◆ Task statement: Return the listing below in full, with every line exactly as it is.

◆ Records:

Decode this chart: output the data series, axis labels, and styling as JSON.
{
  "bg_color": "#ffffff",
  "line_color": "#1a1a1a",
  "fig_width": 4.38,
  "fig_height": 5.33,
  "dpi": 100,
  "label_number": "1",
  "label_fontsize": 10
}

◆ Solution for this task:
Decode this chart: output the data series, axis labels, and styling as JSON.
{
  "bg_color": "#ffffff",
  "line_color": "#1a1a1a",
  "fig_width": 4.38,
  "fig_height": 5.33,
  "dpi": 100,
  "label_number": "1",
  "label_fontsize": 10
}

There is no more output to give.